Exercise aim: Tally up the lines below that include the word "explain". Answer with the number alone.

[Start of Input rows]

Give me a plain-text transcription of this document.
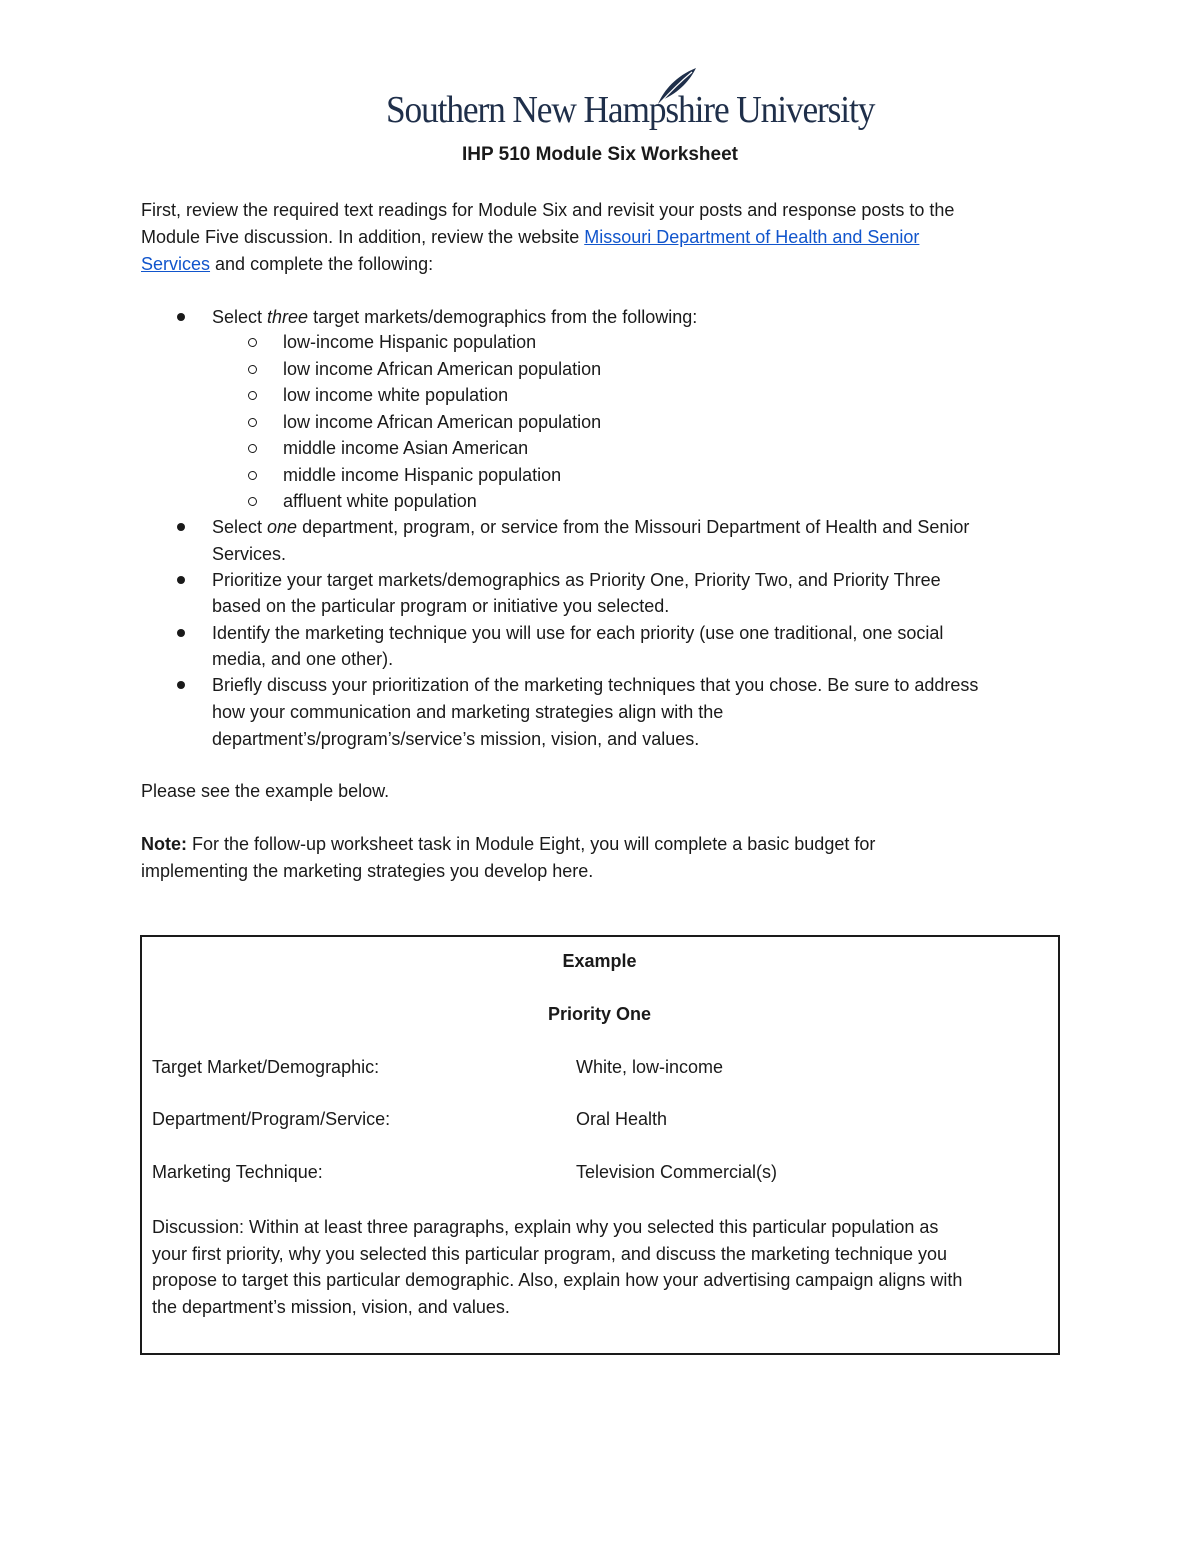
Southern New Hampshire University
IHP 510 Module Six Worksheet
First, review the required text readings for Module Six and revisit your posts and response posts to the
Module Five discussion. In addition, review the website Missouri Department of Health and Senior
Services and complete the following:
Select three target markets/demographics from the following:
low-income Hispanic population
low income African American population
low income white population
low income African American population
middle income Asian American
middle income Hispanic population
affluent white population
Select one department, program, or service from the Missouri Department of Health and Senior
Services.
Prioritize your target markets/demographics as Priority One, Priority Two, and Priority Three
based on the particular program or initiative you selected.
Identify the marketing technique you will use for each priority (use one traditional, one social
media, and one other).
Briefly discuss your prioritization of the marketing techniques that you chose. Be sure to address
how your communication and marketing strategies align with the
department’s/program’s/service’s mission, vision, and values.
Please see the example below.
Note: For the follow-up worksheet task in Module Eight, you will complete a basic budget for
implementing the marketing strategies you develop here.
Example
Priority One
Target Market/Demographic:	White, low-income
Department/Program/Service:	Oral Health
Marketing Technique:	Television Commercial(s)
Discussion: Within at least three paragraphs, explain why you selected this particular population as
your first priority, why you selected this particular program, and discuss the marketing technique you
propose to target this particular demographic. Also, explain how your advertising campaign aligns with
the department’s mission, vision, and values.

[End of Input rows]

Answer to the exercise: 2